**Data supplied:**
•••••
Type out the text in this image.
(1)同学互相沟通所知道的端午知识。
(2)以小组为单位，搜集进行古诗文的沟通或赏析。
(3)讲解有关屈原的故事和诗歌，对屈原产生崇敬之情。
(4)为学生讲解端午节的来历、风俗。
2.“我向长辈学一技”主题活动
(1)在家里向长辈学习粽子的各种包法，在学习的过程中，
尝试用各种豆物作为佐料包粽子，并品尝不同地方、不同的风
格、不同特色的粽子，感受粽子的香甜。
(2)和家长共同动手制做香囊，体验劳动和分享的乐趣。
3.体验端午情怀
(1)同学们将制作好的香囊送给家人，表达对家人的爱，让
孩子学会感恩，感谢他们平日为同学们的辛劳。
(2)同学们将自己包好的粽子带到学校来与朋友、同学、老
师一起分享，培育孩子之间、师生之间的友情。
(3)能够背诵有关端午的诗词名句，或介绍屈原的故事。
•••••
**Objective:**
Faithfully reproduce all of the records, character for character.

**Written response:**
Type out the text in this image.
(1)同学互相沟通所知道的端午知识。
(2)以小组为单位，搜集进行古诗文的沟通或赏析。
(3)讲解有关屈原的故事和诗歌，对屈原产生崇敬之情。
(4)为学生讲解端午节的来历、风俗。
2.“我向长辈学一技”主题活动
(1)在家里向长辈学习粽子的各种包法，在学习的过程中，
尝试用各种豆物作为佐料包粽子，并品尝不同地方、不同的风
格、不同特色的粽子，感受粽子的香甜。
(2)和家长共同动手制做香囊，体验劳动和分享的乐趣。
3.体验端午情怀
(1)同学们将制作好的香囊送给家人，表达对家人的爱，让
孩子学会感恩，感谢他们平日为同学们的辛劳。
(2)同学们将自己包好的粽子带到学校来与朋友、同学、老
师一起分享，培育孩子之间、师生之间的友情。
(3)能够背诵有关端午的诗词名句，或介绍屈原的故事。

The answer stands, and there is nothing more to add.